* [Your task]: Below is the data. Give it again, complete and exact.

* [Extracted entries]:
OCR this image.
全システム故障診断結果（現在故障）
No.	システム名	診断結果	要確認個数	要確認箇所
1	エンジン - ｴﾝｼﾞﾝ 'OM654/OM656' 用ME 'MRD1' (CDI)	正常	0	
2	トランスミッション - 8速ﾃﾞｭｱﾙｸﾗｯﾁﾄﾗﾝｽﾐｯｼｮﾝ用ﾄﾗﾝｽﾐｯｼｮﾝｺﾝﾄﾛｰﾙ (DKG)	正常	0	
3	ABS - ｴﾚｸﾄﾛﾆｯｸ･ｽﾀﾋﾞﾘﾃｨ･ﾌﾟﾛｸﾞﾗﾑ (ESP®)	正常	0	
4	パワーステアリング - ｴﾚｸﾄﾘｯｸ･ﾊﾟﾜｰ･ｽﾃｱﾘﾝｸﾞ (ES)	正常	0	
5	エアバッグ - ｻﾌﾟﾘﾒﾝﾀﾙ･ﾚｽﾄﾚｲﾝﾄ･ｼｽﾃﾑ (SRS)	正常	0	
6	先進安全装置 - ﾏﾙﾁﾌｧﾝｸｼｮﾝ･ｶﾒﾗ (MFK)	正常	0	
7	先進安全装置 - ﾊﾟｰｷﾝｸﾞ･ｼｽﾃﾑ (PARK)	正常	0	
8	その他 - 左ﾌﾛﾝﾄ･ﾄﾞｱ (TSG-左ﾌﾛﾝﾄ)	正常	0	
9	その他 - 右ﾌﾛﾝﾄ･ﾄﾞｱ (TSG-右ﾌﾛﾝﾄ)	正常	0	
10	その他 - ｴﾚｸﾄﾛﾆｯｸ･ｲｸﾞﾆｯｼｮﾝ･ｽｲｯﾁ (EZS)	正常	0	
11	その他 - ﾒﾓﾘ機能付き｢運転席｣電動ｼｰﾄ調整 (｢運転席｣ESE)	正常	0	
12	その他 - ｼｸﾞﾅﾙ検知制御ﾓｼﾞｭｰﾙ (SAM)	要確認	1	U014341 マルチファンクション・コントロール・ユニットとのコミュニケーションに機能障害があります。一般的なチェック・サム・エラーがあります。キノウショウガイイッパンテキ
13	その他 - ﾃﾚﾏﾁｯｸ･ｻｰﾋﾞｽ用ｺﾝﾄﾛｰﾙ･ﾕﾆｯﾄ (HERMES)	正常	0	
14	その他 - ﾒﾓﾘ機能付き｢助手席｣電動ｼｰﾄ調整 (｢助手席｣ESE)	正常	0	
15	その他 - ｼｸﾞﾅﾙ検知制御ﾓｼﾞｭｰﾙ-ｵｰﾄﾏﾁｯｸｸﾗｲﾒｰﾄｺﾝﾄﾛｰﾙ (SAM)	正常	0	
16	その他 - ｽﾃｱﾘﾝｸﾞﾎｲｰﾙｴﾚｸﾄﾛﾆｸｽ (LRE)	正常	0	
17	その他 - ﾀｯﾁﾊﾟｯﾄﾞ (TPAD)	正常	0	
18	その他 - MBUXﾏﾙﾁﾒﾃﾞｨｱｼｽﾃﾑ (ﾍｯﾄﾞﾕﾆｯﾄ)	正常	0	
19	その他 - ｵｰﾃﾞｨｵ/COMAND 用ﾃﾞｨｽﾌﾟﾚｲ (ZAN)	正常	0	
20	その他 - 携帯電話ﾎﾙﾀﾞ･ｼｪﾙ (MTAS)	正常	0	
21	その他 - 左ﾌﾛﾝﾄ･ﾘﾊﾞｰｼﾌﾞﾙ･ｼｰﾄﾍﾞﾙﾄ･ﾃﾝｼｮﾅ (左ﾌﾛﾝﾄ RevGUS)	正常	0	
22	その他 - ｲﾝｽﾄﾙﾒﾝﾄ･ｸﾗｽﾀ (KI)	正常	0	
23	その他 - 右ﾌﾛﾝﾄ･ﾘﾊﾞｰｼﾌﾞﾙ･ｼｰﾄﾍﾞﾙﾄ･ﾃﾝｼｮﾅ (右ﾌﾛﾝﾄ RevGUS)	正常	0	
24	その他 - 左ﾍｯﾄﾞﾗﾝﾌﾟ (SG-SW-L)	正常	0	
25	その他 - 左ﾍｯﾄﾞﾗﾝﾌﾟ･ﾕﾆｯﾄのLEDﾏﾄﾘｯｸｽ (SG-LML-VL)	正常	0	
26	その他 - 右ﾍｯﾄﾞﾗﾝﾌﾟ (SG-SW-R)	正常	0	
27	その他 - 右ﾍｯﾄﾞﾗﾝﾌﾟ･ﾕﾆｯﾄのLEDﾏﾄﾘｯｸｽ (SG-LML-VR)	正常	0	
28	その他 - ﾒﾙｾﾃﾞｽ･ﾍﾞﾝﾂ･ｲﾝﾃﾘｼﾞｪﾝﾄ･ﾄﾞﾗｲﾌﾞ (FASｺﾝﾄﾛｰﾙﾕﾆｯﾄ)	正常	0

* [Exercise result]:
OCR this image.
全システム故障診断結果（現在故障）
No.	システム名	診断結果	要確認個数	要確認箇所
1	エンジン - ｴﾝｼﾞﾝ 'OM654/OM656' 用ME 'MRD1' (CDI)	正常	0	
2	トランスミッション - 8速ﾃﾞｭｱﾙｸﾗｯﾁﾄﾗﾝｽﾐｯｼｮﾝ用ﾄﾗﾝｽﾐｯｼｮﾝｺﾝﾄﾛｰﾙ (DKG)	正常	0	
3	ABS - ｴﾚｸﾄﾛﾆｯｸ･ｽﾀﾋﾞﾘﾃｨ･ﾌﾟﾛｸﾞﾗﾑ (ESP®)	正常	0	
4	パワーステアリング - ｴﾚｸﾄﾘｯｸ･ﾊﾟﾜｰ･ｽﾃｱﾘﾝｸﾞ (ES)	正常	0	
5	エアバッグ - ｻﾌﾟﾘﾒﾝﾀﾙ･ﾚｽﾄﾚｲﾝﾄ･ｼｽﾃﾑ (SRS)	正常	0	
6	先進安全装置 - ﾏﾙﾁﾌｧﾝｸｼｮﾝ･ｶﾒﾗ (MFK)	正常	0	
7	先進安全装置 - ﾊﾟｰｷﾝｸﾞ･ｼｽﾃﾑ (PARK)	正常	0	
8	その他 - 左ﾌﾛﾝﾄ･ﾄﾞｱ (TSG-左ﾌﾛﾝﾄ)	正常	0	
9	その他 - 右ﾌﾛﾝﾄ･ﾄﾞｱ (TSG-右ﾌﾛﾝﾄ)	正常	0	
10	その他 - ｴﾚｸﾄﾛﾆｯｸ･ｲｸﾞﾆｯｼｮﾝ･ｽｲｯﾁ (EZS)	正常	0	
11	その他 - ﾒﾓﾘ機能付き｢運転席｣電動ｼｰﾄ調整 (｢運転席｣ESE)	正常	0	
12	その他 - ｼｸﾞﾅﾙ検知制御ﾓｼﾞｭｰﾙ (SAM)	要確認	1	U014341 マルチファンクション・コントロール・ユニットとのコミュニケーションに機能障害があります。一般的なチェック・サム・エラーがあります。キノウショウガイイッパンテキ
13	その他 - ﾃﾚﾏﾁｯｸ･ｻｰﾋﾞｽ用ｺﾝﾄﾛｰﾙ･ﾕﾆｯﾄ (HERMES)	正常	0	
14	その他 - ﾒﾓﾘ機能付き｢助手席｣電動ｼｰﾄ調整 (｢助手席｣ESE)	正常	0	
15	その他 - ｼｸﾞﾅﾙ検知制御ﾓｼﾞｭｰﾙ-ｵｰﾄﾏﾁｯｸｸﾗｲﾒｰﾄｺﾝﾄﾛｰﾙ (SAM)	正常	0	
16	その他 - ｽﾃｱﾘﾝｸﾞﾎｲｰﾙｴﾚｸﾄﾛﾆｸｽ (LRE)	正常	0	
17	その他 - ﾀｯﾁﾊﾟｯﾄﾞ (TPAD)	正常	0	
18	その他 - MBUXﾏﾙﾁﾒﾃﾞｨｱｼｽﾃﾑ (ﾍｯﾄﾞﾕﾆｯﾄ)	正常	0	
19	その他 - ｵｰﾃﾞｨｵ/COMAND 用ﾃﾞｨｽﾌﾟﾚｲ (ZAN)	正常	0	
20	その他 - 携帯電話ﾎﾙﾀﾞ･ｼｪﾙ (MTAS)	正常	0	
21	その他 - 左ﾌﾛﾝﾄ･ﾘﾊﾞｰｼﾌﾞﾙ･ｼｰﾄﾍﾞﾙﾄ･ﾃﾝｼｮﾅ (左ﾌﾛﾝﾄ RevGUS)	正常	0	
22	その他 - ｲﾝｽﾄﾙﾒﾝﾄ･ｸﾗｽﾀ (KI)	正常	0	
23	その他 - 右ﾌﾛﾝﾄ･ﾘﾊﾞｰｼﾌﾞﾙ･ｼｰﾄﾍﾞﾙﾄ･ﾃﾝｼｮﾅ (右ﾌﾛﾝﾄ RevGUS)	正常	0	
24	その他 - 左ﾍｯﾄﾞﾗﾝﾌﾟ (SG-SW-L)	正常	0	
25	その他 - 左ﾍｯﾄﾞﾗﾝﾌﾟ･ﾕﾆｯﾄのLEDﾏﾄﾘｯｸｽ (SG-LML-VL)	正常	0	
26	その他 - 右ﾍｯﾄﾞﾗﾝﾌﾟ (SG-SW-R)	正常	0	
27	その他 - 右ﾍｯﾄﾞﾗﾝﾌﾟ･ﾕﾆｯﾄのLEDﾏﾄﾘｯｸｽ (SG-LML-VR)	正常	0	
28	その他 - ﾒﾙｾﾃﾞｽ･ﾍﾞﾝﾂ･ｲﾝﾃﾘｼﾞｪﾝﾄ･ﾄﾞﾗｲﾌﾞ (FASｺﾝﾄﾛｰﾙﾕﾆｯﾄ)	正常	0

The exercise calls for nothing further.